* _Your instructions_
Among the records below, find each line that includes the string "this" and copy it.

* _Data to process_
>> BEGIN
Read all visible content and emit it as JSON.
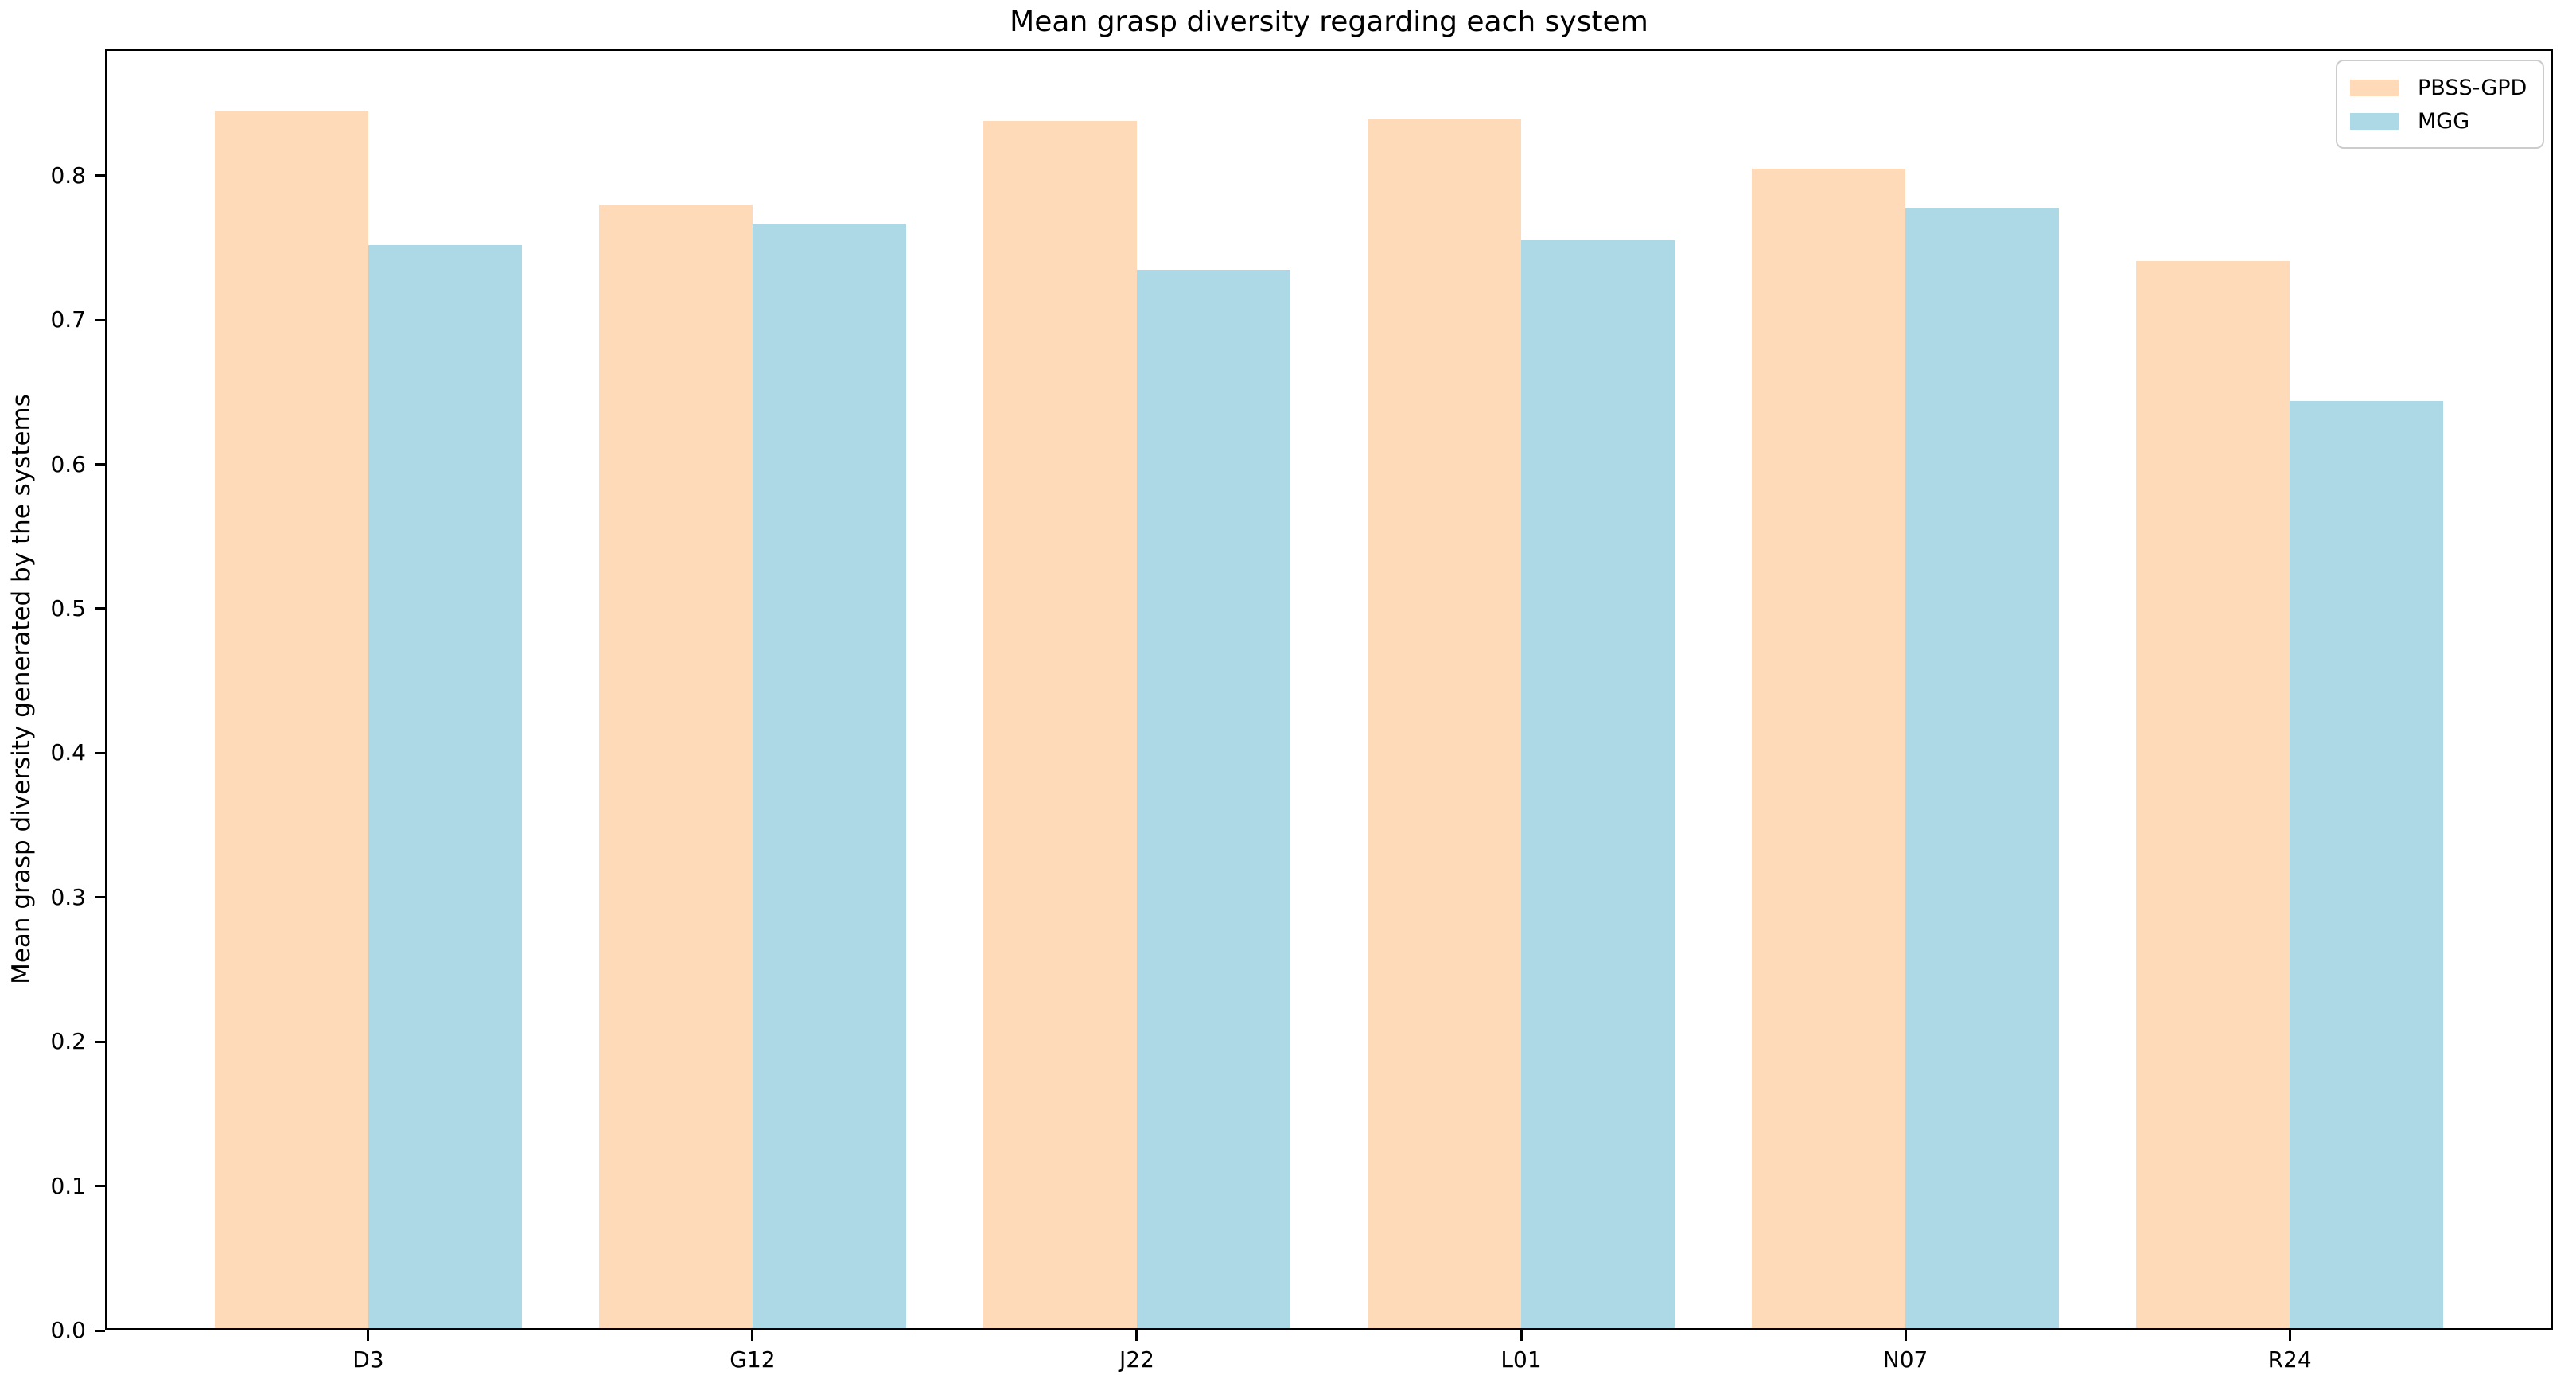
{
  "chart_data": {
    "type": "bar",
    "title": "Mean grasp diversity regarding each system",
    "xlabel": "",
    "ylabel": "Mean grasp diversity generated by the systems",
    "categories": [
      "D3",
      "G12",
      "J22",
      "L01",
      "N07",
      "R24"
    ],
    "series": [
      {
        "name": "PBSS-GPD",
        "color": "#FFDAB9",
        "values": [
          0.845,
          0.78,
          0.838,
          0.839,
          0.805,
          0.741
        ]
      },
      {
        "name": "MGG",
        "color": "#ADD8E6",
        "values": [
          0.752,
          0.766,
          0.735,
          0.755,
          0.777,
          0.644
        ]
      }
    ],
    "ylim": [
      0,
      0.888
    ],
    "yticks": [
      0.0,
      0.1,
      0.2,
      0.3,
      0.4,
      0.5,
      0.6,
      0.7,
      0.8
    ],
    "xlim": [
      -0.685,
      5.685
    ],
    "bar_width": 0.4,
    "grid": false,
    "legend_position": "upper right",
    "colors": {
      "spine": "#000000",
      "legend_border": "#cccccc",
      "background": "#ffffff"
    }
  }
}
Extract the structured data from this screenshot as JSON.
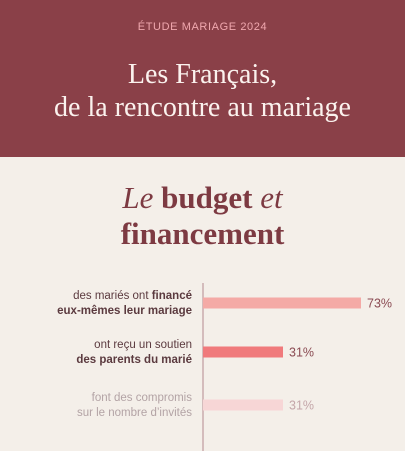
{
  "header": {
    "kicker": "ÉTUDE MARIAGE 2024",
    "title_line1": "Les Français,",
    "title_line2": "de la rencontre au mariage"
  },
  "section": {
    "title_word1": "Le",
    "title_word2": "budget",
    "title_word3": "et",
    "title_word4": "financement"
  },
  "colors": {
    "banner": "#8a4048",
    "page": "#f4efe9",
    "accent_text": "#7d3a42",
    "axis": "#b58a8f"
  },
  "chart_data": {
    "type": "bar",
    "orientation": "horizontal",
    "ylim": [
      0,
      100
    ],
    "unit": "%",
    "items": [
      {
        "label_plain": "des mariés ont",
        "label_bold": "financé",
        "label_line2": "eux-mêmes leur mariage",
        "label_line2_bold": true,
        "value": 73,
        "value_label": "73%",
        "color": "#f4aaa6",
        "faded": false
      },
      {
        "label_plain": "ont reçu un soutien",
        "label_bold": "",
        "label_line2": "des parents du marié",
        "label_line2_bold": true,
        "value": 31,
        "value_label": "31%",
        "color": "#f07a7c",
        "faded": false
      },
      {
        "label_plain": "font des compromis",
        "label_bold": "",
        "label_line2": "sur le nombre d’invités",
        "label_line2_bold": false,
        "value": 31,
        "value_label": "31%",
        "color": "#f7d6d6",
        "faded": true
      }
    ]
  }
}
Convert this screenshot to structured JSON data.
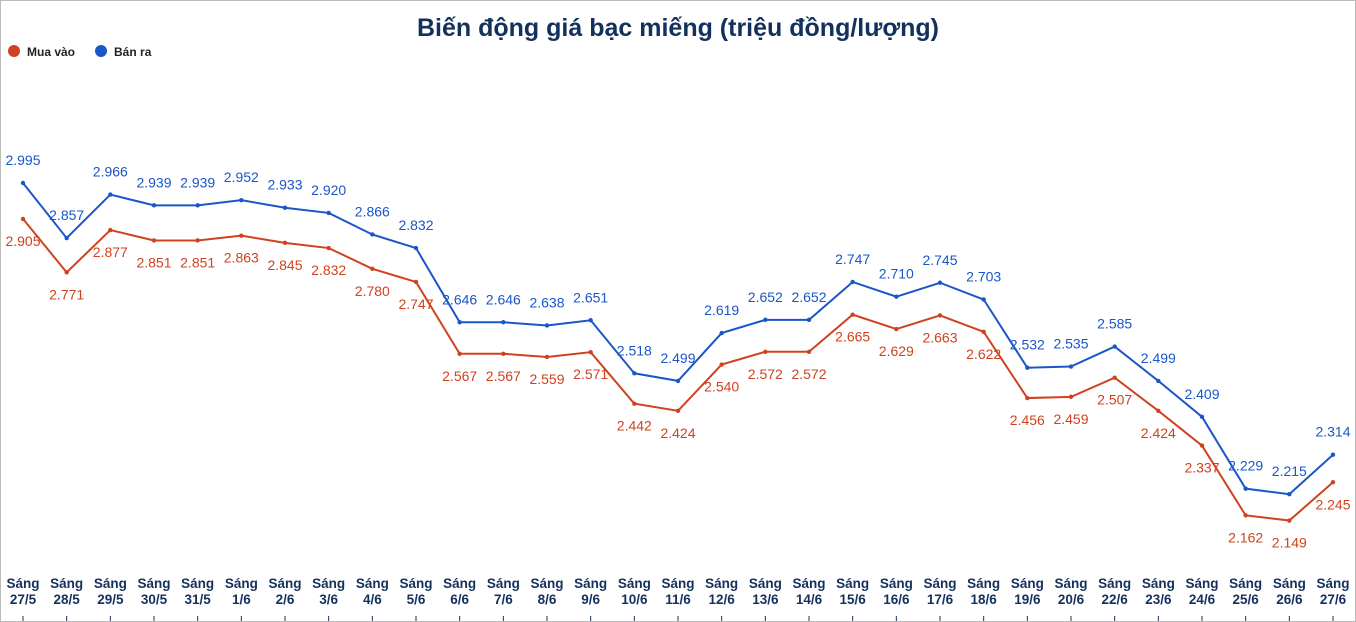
{
  "chart_data": {
    "type": "line",
    "title": "Biến động giá bạc miếng (triệu đồng/lượng)",
    "categories": [
      "Sáng 27/5",
      "Sáng 28/5",
      "Sáng 29/5",
      "Sáng 30/5",
      "Sáng 31/5",
      "Sáng 1/6",
      "Sáng 2/6",
      "Sáng 3/6",
      "Sáng 4/6",
      "Sáng 5/6",
      "Sáng 6/6",
      "Sáng 7/6",
      "Sáng 8/6",
      "Sáng 9/6",
      "Sáng 10/6",
      "Sáng 11/6",
      "Sáng 12/6",
      "Sáng 13/6",
      "Sáng 14/6",
      "Sáng 15/6",
      "Sáng 16/6",
      "Sáng 17/6",
      "Sáng 18/6",
      "Sáng 19/6",
      "Sáng 20/6",
      "Sáng 22/6",
      "Sáng 23/6",
      "Sáng 24/6",
      "Sáng 25/6",
      "Sáng 26/6",
      "Sáng 27/6"
    ],
    "legend": "top-left",
    "series": [
      {
        "name": "Mua vào",
        "color": "#d0421f",
        "values": [
          2.905,
          2.771,
          2.877,
          2.851,
          2.851,
          2.863,
          2.845,
          2.832,
          2.78,
          2.747,
          2.567,
          2.567,
          2.559,
          2.571,
          2.442,
          2.424,
          2.54,
          2.572,
          2.572,
          2.665,
          2.629,
          2.663,
          2.622,
          2.456,
          2.459,
          2.507,
          2.424,
          2.337,
          2.162,
          2.149,
          2.245
        ],
        "value_labels": [
          "2.905",
          "2.771",
          "2.877",
          "2.851",
          "2.851",
          "2.863",
          "2.845",
          "2.832",
          "2.780",
          "2.747",
          "2.567",
          "2.567",
          "2.559",
          "2.571",
          "2.442",
          "2.424",
          "2.540",
          "2.572",
          "2.572",
          "2.665",
          "2.629",
          "2.663",
          "2.622",
          "2.456",
          "2.459",
          "2.507",
          "2.424",
          "2.337",
          "2.162",
          "2.149",
          "2.245"
        ]
      },
      {
        "name": "Bán ra",
        "color": "#1a56c8",
        "values": [
          2.995,
          2.857,
          2.966,
          2.939,
          2.939,
          2.952,
          2.933,
          2.92,
          2.866,
          2.832,
          2.646,
          2.646,
          2.638,
          2.651,
          2.518,
          2.499,
          2.619,
          2.652,
          2.652,
          2.747,
          2.71,
          2.745,
          2.703,
          2.532,
          2.535,
          2.585,
          2.499,
          2.409,
          2.229,
          2.215,
          2.314
        ],
        "value_labels": [
          "2.995",
          "2.857",
          "2.966",
          "2.939",
          "2.939",
          "2.952",
          "2.933",
          "2.920",
          "2.866",
          "2.832",
          "2.646",
          "2.646",
          "2.638",
          "2.651",
          "2.518",
          "2.499",
          "2.619",
          "2.652",
          "2.652",
          "2.747",
          "2.710",
          "2.745",
          "2.703",
          "2.532",
          "2.535",
          "2.585",
          "2.499",
          "2.409",
          "2.229",
          "2.215",
          "2.314"
        ]
      }
    ]
  }
}
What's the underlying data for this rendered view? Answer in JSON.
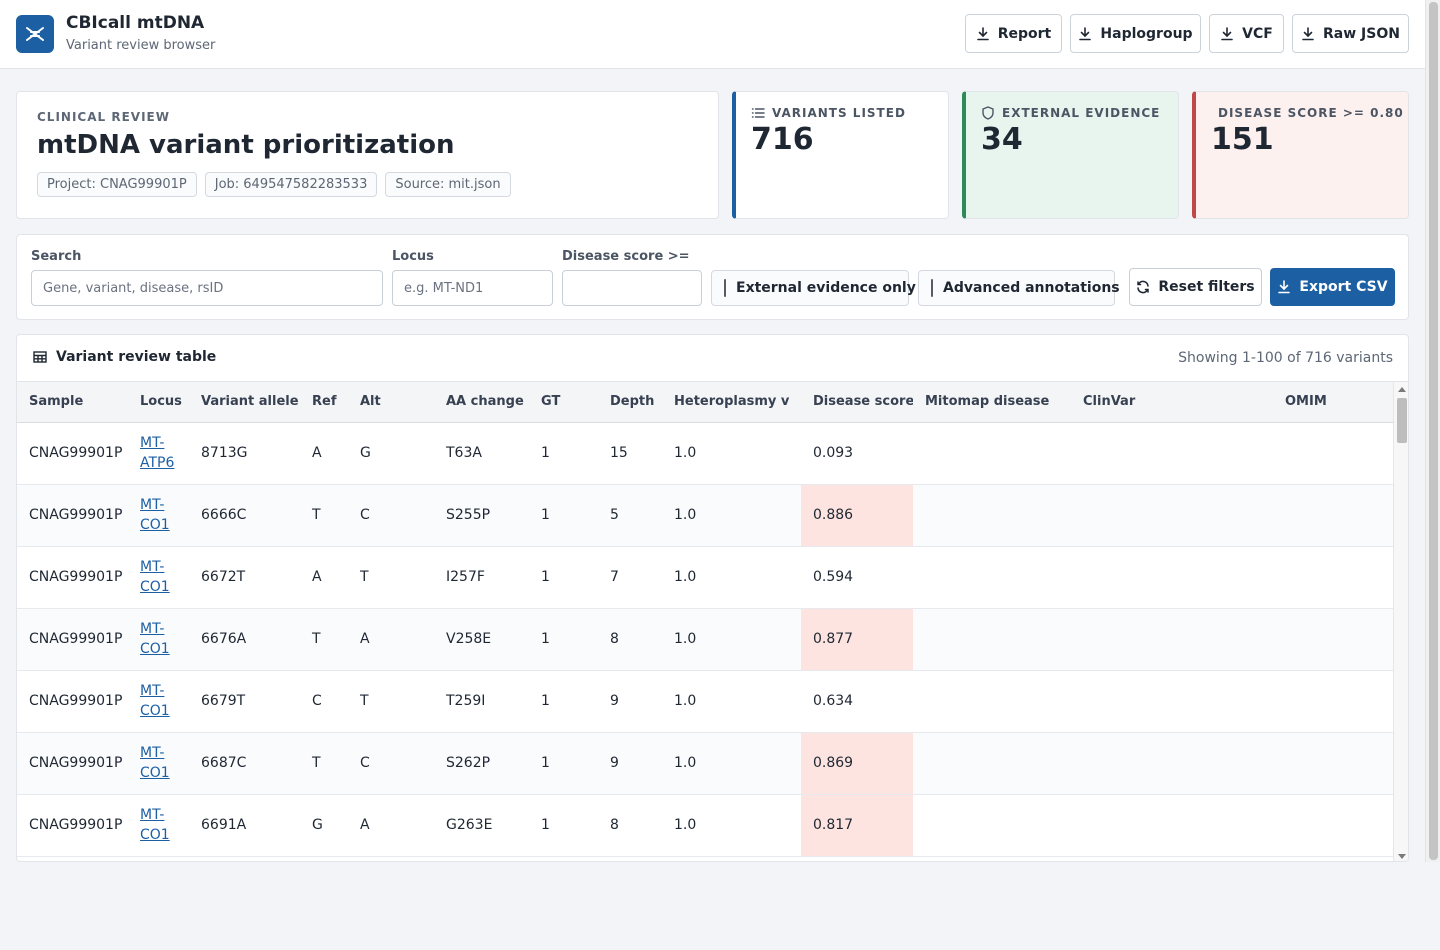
{
  "app": {
    "title": "CBIcall mtDNA",
    "subtitle": "Variant review browser",
    "logo_icon": "dna-icon"
  },
  "downloads": [
    {
      "label": "Report",
      "icon": "download-icon"
    },
    {
      "label": "Haplogroup",
      "icon": "download-icon"
    },
    {
      "label": "VCF",
      "icon": "download-icon"
    },
    {
      "label": "Raw JSON",
      "icon": "download-icon"
    }
  ],
  "hero": {
    "eyebrow": "CLINICAL REVIEW",
    "title": "mtDNA variant prioritization",
    "chips": [
      "Project: CNAG99901P",
      "Job: 649547582283533",
      "Source: mit.json"
    ]
  },
  "stats": [
    {
      "label": "VARIANTS LISTED",
      "value": "716",
      "icon": "list-icon",
      "accent": "#1d5fa3",
      "bg": "#ffffff"
    },
    {
      "label": "EXTERNAL EVIDENCE",
      "value": "34",
      "icon": "shield-icon",
      "accent": "#2e8a57",
      "bg": "#e8f5ee"
    },
    {
      "label": "DISEASE SCORE >= 0.80",
      "value": "151",
      "icon": "warning-icon",
      "accent": "#c04848",
      "bg": "#fdf1ef"
    }
  ],
  "filters": {
    "search_label": "Search",
    "search_placeholder": "Gene, variant, disease, rsID",
    "search_value": "",
    "locus_label": "Locus",
    "locus_placeholder": "e.g. MT-ND1",
    "locus_value": "",
    "score_label": "Disease score >=",
    "score_value": "",
    "external_only_label": "External evidence only",
    "external_only_checked": false,
    "advanced_label": "Advanced annotations",
    "advanced_checked": false,
    "reset_label": "Reset filters",
    "export_label": "Export CSV"
  },
  "table": {
    "title": "Variant review table",
    "count_text": "Showing 1-100 of 716 variants",
    "columns": [
      "Sample",
      "Locus",
      "Variant allele",
      "Ref",
      "Alt",
      "AA change",
      "GT",
      "Depth",
      "Heteroplasmy v",
      "Disease score",
      "Mitomap disease",
      "ClinVar",
      "OMIM"
    ],
    "rows": [
      {
        "sample": "CNAG99901P",
        "locus": "MT-ATP6",
        "allele": "8713G",
        "ref": "A",
        "alt": "G",
        "aa": "T63A",
        "gt": "1",
        "depth": "15",
        "het": "1.0",
        "score": "0.093",
        "mitomap": "",
        "clinvar": "",
        "omim": ""
      },
      {
        "sample": "CNAG99901P",
        "locus": "MT-CO1",
        "allele": "6666C",
        "ref": "T",
        "alt": "C",
        "aa": "S255P",
        "gt": "1",
        "depth": "5",
        "het": "1.0",
        "score": "0.886",
        "mitomap": "",
        "clinvar": "",
        "omim": ""
      },
      {
        "sample": "CNAG99901P",
        "locus": "MT-CO1",
        "allele": "6672T",
        "ref": "A",
        "alt": "T",
        "aa": "I257F",
        "gt": "1",
        "depth": "7",
        "het": "1.0",
        "score": "0.594",
        "mitomap": "",
        "clinvar": "",
        "omim": ""
      },
      {
        "sample": "CNAG99901P",
        "locus": "MT-CO1",
        "allele": "6676A",
        "ref": "T",
        "alt": "A",
        "aa": "V258E",
        "gt": "1",
        "depth": "8",
        "het": "1.0",
        "score": "0.877",
        "mitomap": "",
        "clinvar": "",
        "omim": ""
      },
      {
        "sample": "CNAG99901P",
        "locus": "MT-CO1",
        "allele": "6679T",
        "ref": "C",
        "alt": "T",
        "aa": "T259I",
        "gt": "1",
        "depth": "9",
        "het": "1.0",
        "score": "0.634",
        "mitomap": "",
        "clinvar": "",
        "omim": ""
      },
      {
        "sample": "CNAG99901P",
        "locus": "MT-CO1",
        "allele": "6687C",
        "ref": "T",
        "alt": "C",
        "aa": "S262P",
        "gt": "1",
        "depth": "9",
        "het": "1.0",
        "score": "0.869",
        "mitomap": "",
        "clinvar": "",
        "omim": ""
      },
      {
        "sample": "CNAG99901P",
        "locus": "MT-CO1",
        "allele": "6691A",
        "ref": "G",
        "alt": "A",
        "aa": "G263E",
        "gt": "1",
        "depth": "8",
        "het": "1.0",
        "score": "0.817",
        "mitomap": "",
        "clinvar": "",
        "omim": ""
      }
    ]
  }
}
>> END
* _Complete response_
Extract the structured data from this screenshot as JSON.
Convert this screenshot to structured JSON data.
What's the underlying data for this rendered view? Answer in JSON.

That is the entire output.